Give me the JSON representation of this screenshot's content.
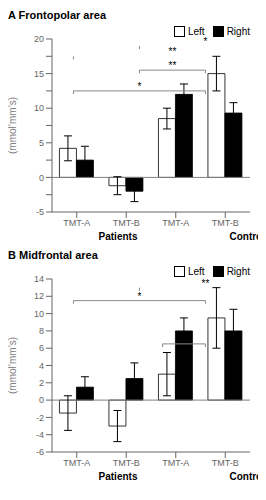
{
  "chart_data": [
    {
      "type": "bar",
      "title": "A Frontopolar area",
      "y_label": "(mmol’mm’s)",
      "categories": [
        "TMT-A",
        "TMT-B",
        "TMT-A",
        "TMT-B"
      ],
      "group_labels": [
        "Patients",
        "Controls"
      ],
      "series": [
        {
          "name": "Left",
          "color": "white",
          "values": [
            4.2,
            -1.2,
            8.5,
            15.0
          ],
          "errors": [
            1.8,
            1.3,
            1.5,
            2.5
          ]
        },
        {
          "name": "Right",
          "color": "black",
          "values": [
            2.5,
            -2.0,
            12.0,
            9.3
          ],
          "errors": [
            2.0,
            1.5,
            1.5,
            1.5
          ]
        }
      ],
      "ylim": [
        -5,
        20
      ],
      "yticks": [
        -5,
        {
          "value": -2.5,
          "label": null
        },
        0,
        {
          "value": 2.5,
          "label": null
        },
        5,
        {
          "value": 7.5,
          "label": null
        },
        10,
        {
          "value": 12.5,
          "label": null
        },
        15,
        {
          "value": 17.5,
          "label": null
        },
        20
      ],
      "grid": false,
      "legend": "upper right",
      "hlines": [
        {
          "y": 0,
          "color": "gray"
        }
      ],
      "brackets": [
        {
          "from": 0,
          "from_side": "left",
          "to": 2,
          "to_side": "left",
          "y": 12.5,
          "label": "*",
          "color": "#888888"
        },
        {
          "from": 1,
          "from_side": "left",
          "to": 2,
          "to_side": "left",
          "y": 15.5,
          "label": "**",
          "color": "#888888"
        },
        {
          "from": 0,
          "from_side": "left",
          "to": 3,
          "to_side": "left",
          "y": 17.5,
          "label": "**",
          "color": "#888888"
        },
        {
          "from": 1,
          "from_side": "left",
          "to": 3,
          "to_side": "left",
          "y": 19.0,
          "label": "*",
          "color": "#888888"
        }
      ]
    },
    {
      "type": "bar",
      "title": "B Midfrontal area",
      "y_label": "(mmol’mm’s)",
      "categories": [
        "TMT-A",
        "TMT-B",
        "TMT-A",
        "TMT-B"
      ],
      "group_labels": [
        "Patients",
        "Controls"
      ],
      "series": [
        {
          "name": "Left",
          "color": "white",
          "values": [
            -1.5,
            -3.0,
            3.0,
            9.5
          ],
          "errors": [
            2.0,
            1.8,
            2.5,
            3.5
          ]
        },
        {
          "name": "Right",
          "color": "black",
          "values": [
            1.5,
            2.5,
            8.0,
            8.0
          ],
          "errors": [
            1.2,
            1.8,
            1.5,
            2.5
          ]
        }
      ],
      "ylim": [
        -6,
        14
      ],
      "yticks": [
        -6,
        -4,
        -2,
        0,
        2,
        4,
        6,
        8,
        10,
        12,
        14
      ],
      "grid": false,
      "legend": "upper right",
      "hlines": [
        {
          "y": 0,
          "color": "gray"
        }
      ],
      "brackets": [
        {
          "from": 0,
          "from_side": "left",
          "to": 2,
          "to_side": "left",
          "y": 11.5,
          "label": "*",
          "color": "#888888"
        },
        {
          "from": 1,
          "from_side": "left",
          "to": 3,
          "to_side": "left",
          "y": 13.0,
          "label": "**",
          "color": "#888888"
        },
        {
          "from": 1,
          "from_side": "right",
          "to": 2,
          "to_side": "left",
          "y": 6.5,
          "label": "*",
          "color": "#888888"
        }
      ]
    }
  ]
}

-- -- --

Drop the pictures and reproduce the rest of the entries above exactly.

■ SOLUTION:
Give me the JSON representation of this screenshot's content.
{
  "chart_data": [
    {
      "type": "bar",
      "title": "A Frontopolar area",
      "y_label": "(mmol’mm’s)",
      "categories": [
        "TMT-A",
        "TMT-B",
        "TMT-A",
        "TMT-B"
      ],
      "group_labels": [
        "Patients",
        "Controls"
      ],
      "series": [
        {
          "name": "Left",
          "color": "white",
          "values": [
            4.2,
            -1.2,
            8.5,
            15.0
          ],
          "errors": [
            1.8,
            1.3,
            1.5,
            2.5
          ]
        },
        {
          "name": "Right",
          "color": "black",
          "values": [
            2.5,
            -2.0,
            12.0,
            9.3
          ],
          "errors": [
            2.0,
            1.5,
            1.5,
            1.5
          ]
        }
      ],
      "ylim": [
        -5,
        20
      ],
      "yticks": [
        -5,
        {
          "value": -2.5,
          "label": null
        },
        0,
        {
          "value": 2.5,
          "label": null
        },
        5,
        {
          "value": 7.5,
          "label": null
        },
        10,
        {
          "value": 12.5,
          "label": null
        },
        15,
        {
          "value": 17.5,
          "label": null
        },
        20
      ],
      "grid": false,
      "legend": "upper right",
      "hlines": [
        {
          "y": 0,
          "color": "gray"
        }
      ],
      "brackets": [
        {
          "from": 0,
          "from_side": "left",
          "to": 2,
          "to_side": "left",
          "y": 12.5,
          "label": "*",
          "color": "#888888"
        },
        {
          "from": 1,
          "from_side": "left",
          "to": 2,
          "to_side": "left",
          "y": 15.5,
          "label": "**",
          "color": "#888888"
        },
        {
          "from": 0,
          "from_side": "left",
          "to": 3,
          "to_side": "left",
          "y": 17.5,
          "label": "**",
          "color": "#888888"
        },
        {
          "from": 1,
          "from_side": "left",
          "to": 3,
          "to_side": "left",
          "y": 19.0,
          "label": "*",
          "color": "#888888"
        }
      ]
    },
    {
      "type": "bar",
      "title": "B Midfrontal area",
      "y_label": "(mmol’mm’s)",
      "categories": [
        "TMT-A",
        "TMT-B",
        "TMT-A",
        "TMT-B"
      ],
      "group_labels": [
        "Patients",
        "Controls"
      ],
      "series": [
        {
          "name": "Left",
          "color": "white",
          "values": [
            -1.5,
            -3.0,
            3.0,
            9.5
          ],
          "errors": [
            2.0,
            1.8,
            2.5,
            3.5
          ]
        },
        {
          "name": "Right",
          "color": "black",
          "values": [
            1.5,
            2.5,
            8.0,
            8.0
          ],
          "errors": [
            1.2,
            1.8,
            1.5,
            2.5
          ]
        }
      ],
      "ylim": [
        -6,
        14
      ],
      "yticks": [
        -6,
        -4,
        -2,
        0,
        2,
        4,
        6,
        8,
        10,
        12,
        14
      ],
      "grid": false,
      "legend": "upper right",
      "hlines": [
        {
          "y": 0,
          "color": "gray"
        }
      ],
      "brackets": [
        {
          "from": 0,
          "from_side": "left",
          "to": 2,
          "to_side": "left",
          "y": 11.5,
          "label": "*",
          "color": "#888888"
        },
        {
          "from": 1,
          "from_side": "left",
          "to": 3,
          "to_side": "left",
          "y": 13.0,
          "label": "**",
          "color": "#888888"
        },
        {
          "from": 1,
          "from_side": "right",
          "to": 2,
          "to_side": "left",
          "y": 6.5,
          "label": "*",
          "color": "#888888"
        }
      ]
    }
  ]
}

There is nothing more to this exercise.